### EXERCISE AIM
Present the following data again exactly as it is shown.

-- start STORED ROWS --

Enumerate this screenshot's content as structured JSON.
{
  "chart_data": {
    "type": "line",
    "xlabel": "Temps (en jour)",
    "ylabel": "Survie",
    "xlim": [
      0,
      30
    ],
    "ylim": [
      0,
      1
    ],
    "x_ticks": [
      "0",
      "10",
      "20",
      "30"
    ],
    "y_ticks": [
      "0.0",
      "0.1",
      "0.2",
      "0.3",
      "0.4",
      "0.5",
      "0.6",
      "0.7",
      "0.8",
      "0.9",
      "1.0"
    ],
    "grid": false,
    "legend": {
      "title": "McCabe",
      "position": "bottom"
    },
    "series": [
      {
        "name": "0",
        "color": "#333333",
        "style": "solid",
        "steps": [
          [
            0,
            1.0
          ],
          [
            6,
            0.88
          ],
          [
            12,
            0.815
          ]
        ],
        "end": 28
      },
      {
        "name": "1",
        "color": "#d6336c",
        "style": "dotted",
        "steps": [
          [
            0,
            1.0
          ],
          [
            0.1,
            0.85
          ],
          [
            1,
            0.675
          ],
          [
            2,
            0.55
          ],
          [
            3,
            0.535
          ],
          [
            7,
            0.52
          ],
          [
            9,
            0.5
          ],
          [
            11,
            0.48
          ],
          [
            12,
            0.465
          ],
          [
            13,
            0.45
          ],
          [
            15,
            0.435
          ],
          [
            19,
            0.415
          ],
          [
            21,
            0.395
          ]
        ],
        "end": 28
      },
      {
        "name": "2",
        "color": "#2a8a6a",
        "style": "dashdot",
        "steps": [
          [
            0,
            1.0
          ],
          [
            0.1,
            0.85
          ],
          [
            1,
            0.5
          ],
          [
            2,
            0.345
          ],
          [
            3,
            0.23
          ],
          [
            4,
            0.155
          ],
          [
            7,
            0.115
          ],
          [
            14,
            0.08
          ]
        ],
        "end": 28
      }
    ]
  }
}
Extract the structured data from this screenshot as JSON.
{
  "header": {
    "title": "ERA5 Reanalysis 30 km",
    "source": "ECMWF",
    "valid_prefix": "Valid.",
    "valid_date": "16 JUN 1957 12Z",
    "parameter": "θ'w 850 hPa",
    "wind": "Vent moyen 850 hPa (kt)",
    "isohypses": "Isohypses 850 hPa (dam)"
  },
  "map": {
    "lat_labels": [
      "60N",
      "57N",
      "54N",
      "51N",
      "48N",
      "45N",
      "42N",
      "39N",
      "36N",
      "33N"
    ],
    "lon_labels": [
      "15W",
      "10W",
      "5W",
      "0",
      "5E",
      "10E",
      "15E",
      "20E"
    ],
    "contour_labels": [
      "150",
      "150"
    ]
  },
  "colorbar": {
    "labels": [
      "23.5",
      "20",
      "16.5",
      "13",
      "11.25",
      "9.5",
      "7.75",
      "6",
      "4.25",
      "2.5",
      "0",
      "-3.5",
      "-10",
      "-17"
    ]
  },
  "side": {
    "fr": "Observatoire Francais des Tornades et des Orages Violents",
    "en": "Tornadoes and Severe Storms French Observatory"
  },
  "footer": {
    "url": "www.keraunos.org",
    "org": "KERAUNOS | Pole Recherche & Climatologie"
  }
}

-- end STORED ROWS --

### RESULT
Enumerate this screenshot's content as structured JSON.
{
  "chart_data": {
    "type": "line",
    "xlabel": "Temps (en jour)",
    "ylabel": "Survie",
    "xlim": [
      0,
      30
    ],
    "ylim": [
      0,
      1
    ],
    "x_ticks": [
      "0",
      "10",
      "20",
      "30"
    ],
    "y_ticks": [
      "0.0",
      "0.1",
      "0.2",
      "0.3",
      "0.4",
      "0.5",
      "0.6",
      "0.7",
      "0.8",
      "0.9",
      "1.0"
    ],
    "grid": false,
    "legend": {
      "title": "McCabe",
      "position": "bottom"
    },
    "series": [
      {
        "name": "0",
        "color": "#333333",
        "style": "solid",
        "steps": [
          [
            0,
            1.0
          ],
          [
            6,
            0.88
          ],
          [
            12,
            0.815
          ]
        ],
        "end": 28
      },
      {
        "name": "1",
        "color": "#d6336c",
        "style": "dotted",
        "steps": [
          [
            0,
            1.0
          ],
          [
            0.1,
            0.85
          ],
          [
            1,
            0.675
          ],
          [
            2,
            0.55
          ],
          [
            3,
            0.535
          ],
          [
            7,
            0.52
          ],
          [
            9,
            0.5
          ],
          [
            11,
            0.48
          ],
          [
            12,
            0.465
          ],
          [
            13,
            0.45
          ],
          [
            15,
            0.435
          ],
          [
            19,
            0.415
          ],
          [
            21,
            0.395
          ]
        ],
        "end": 28
      },
      {
        "name": "2",
        "color": "#2a8a6a",
        "style": "dashdot",
        "steps": [
          [
            0,
            1.0
          ],
          [
            0.1,
            0.85
          ],
          [
            1,
            0.5
          ],
          [
            2,
            0.345
          ],
          [
            3,
            0.23
          ],
          [
            4,
            0.155
          ],
          [
            7,
            0.115
          ],
          [
            14,
            0.08
          ]
        ],
        "end": 28
      }
    ]
  }
}
Extract the structured data from this screenshot as JSON.
{
  "header": {
    "title": "ERA5 Reanalysis 30 km",
    "source": "ECMWF",
    "valid_prefix": "Valid.",
    "valid_date": "16 JUN 1957 12Z",
    "parameter": "θ'w 850 hPa",
    "wind": "Vent moyen 850 hPa (kt)",
    "isohypses": "Isohypses 850 hPa (dam)"
  },
  "map": {
    "lat_labels": [
      "60N",
      "57N",
      "54N",
      "51N",
      "48N",
      "45N",
      "42N",
      "39N",
      "36N",
      "33N"
    ],
    "lon_labels": [
      "15W",
      "10W",
      "5W",
      "0",
      "5E",
      "10E",
      "15E",
      "20E"
    ],
    "contour_labels": [
      "150",
      "150"
    ]
  },
  "colorbar": {
    "labels": [
      "23.5",
      "20",
      "16.5",
      "13",
      "11.25",
      "9.5",
      "7.75",
      "6",
      "4.25",
      "2.5",
      "0",
      "-3.5",
      "-10",
      "-17"
    ]
  },
  "side": {
    "fr": "Observatoire Francais des Tornades et des Orages Violents",
    "en": "Tornadoes and Severe Storms French Observatory"
  },
  "footer": {
    "url": "www.keraunos.org",
    "org": "KERAUNOS | Pole Recherche & Climatologie"
  }
}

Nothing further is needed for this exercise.